** Start Input **

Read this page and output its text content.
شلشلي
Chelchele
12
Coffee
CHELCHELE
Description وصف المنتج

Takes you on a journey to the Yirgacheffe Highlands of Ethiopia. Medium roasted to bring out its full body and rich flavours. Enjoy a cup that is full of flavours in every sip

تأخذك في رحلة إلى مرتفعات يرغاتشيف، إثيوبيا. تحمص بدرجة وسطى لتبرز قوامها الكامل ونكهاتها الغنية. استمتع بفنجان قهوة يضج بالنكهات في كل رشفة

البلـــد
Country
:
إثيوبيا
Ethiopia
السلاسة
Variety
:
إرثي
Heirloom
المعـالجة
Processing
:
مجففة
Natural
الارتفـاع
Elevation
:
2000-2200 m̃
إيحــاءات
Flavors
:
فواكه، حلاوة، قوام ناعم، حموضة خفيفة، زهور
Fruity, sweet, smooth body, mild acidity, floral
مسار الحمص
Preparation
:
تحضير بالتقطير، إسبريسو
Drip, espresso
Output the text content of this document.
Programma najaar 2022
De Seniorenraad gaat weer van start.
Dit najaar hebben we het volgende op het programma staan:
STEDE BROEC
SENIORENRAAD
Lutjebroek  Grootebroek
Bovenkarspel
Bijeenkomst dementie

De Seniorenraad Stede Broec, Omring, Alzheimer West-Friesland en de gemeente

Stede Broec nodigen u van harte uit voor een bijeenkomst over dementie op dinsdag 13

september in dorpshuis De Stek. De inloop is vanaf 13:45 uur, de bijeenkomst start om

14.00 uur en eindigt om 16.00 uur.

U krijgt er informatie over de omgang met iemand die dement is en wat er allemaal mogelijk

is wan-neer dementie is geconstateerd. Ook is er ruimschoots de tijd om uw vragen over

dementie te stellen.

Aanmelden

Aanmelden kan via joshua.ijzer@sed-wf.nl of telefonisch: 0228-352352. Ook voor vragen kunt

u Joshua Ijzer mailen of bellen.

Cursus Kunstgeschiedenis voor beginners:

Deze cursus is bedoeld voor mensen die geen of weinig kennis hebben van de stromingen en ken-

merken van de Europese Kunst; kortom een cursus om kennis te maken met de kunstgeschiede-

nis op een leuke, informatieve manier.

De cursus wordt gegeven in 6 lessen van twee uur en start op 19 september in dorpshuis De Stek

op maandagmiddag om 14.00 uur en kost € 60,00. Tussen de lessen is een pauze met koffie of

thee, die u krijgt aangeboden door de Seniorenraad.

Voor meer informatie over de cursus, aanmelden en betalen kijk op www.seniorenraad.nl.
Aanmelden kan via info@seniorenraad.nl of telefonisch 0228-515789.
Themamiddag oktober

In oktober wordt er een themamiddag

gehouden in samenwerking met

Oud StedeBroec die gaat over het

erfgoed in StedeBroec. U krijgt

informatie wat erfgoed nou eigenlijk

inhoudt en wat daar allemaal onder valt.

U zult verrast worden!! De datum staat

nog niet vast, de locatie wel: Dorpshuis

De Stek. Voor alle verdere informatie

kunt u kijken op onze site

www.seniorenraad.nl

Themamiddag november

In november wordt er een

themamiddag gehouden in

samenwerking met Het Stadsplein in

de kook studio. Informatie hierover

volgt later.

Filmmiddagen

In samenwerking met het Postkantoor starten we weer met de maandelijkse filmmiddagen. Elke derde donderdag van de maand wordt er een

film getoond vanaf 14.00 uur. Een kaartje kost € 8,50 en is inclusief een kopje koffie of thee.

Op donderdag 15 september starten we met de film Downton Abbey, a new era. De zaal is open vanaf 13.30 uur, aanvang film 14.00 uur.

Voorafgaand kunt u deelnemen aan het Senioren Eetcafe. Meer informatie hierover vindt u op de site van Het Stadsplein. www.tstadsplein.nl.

** End Input **

To be done
Collect each line of the entries that has the word "weer", copying it in full.

Correct result
De Seniorenraad gaat weer van start.
In samenwerking met het Postkantoor starten we weer met de maandelijkse filmmiddagen. Elke derde donderdag van de maand wordt er een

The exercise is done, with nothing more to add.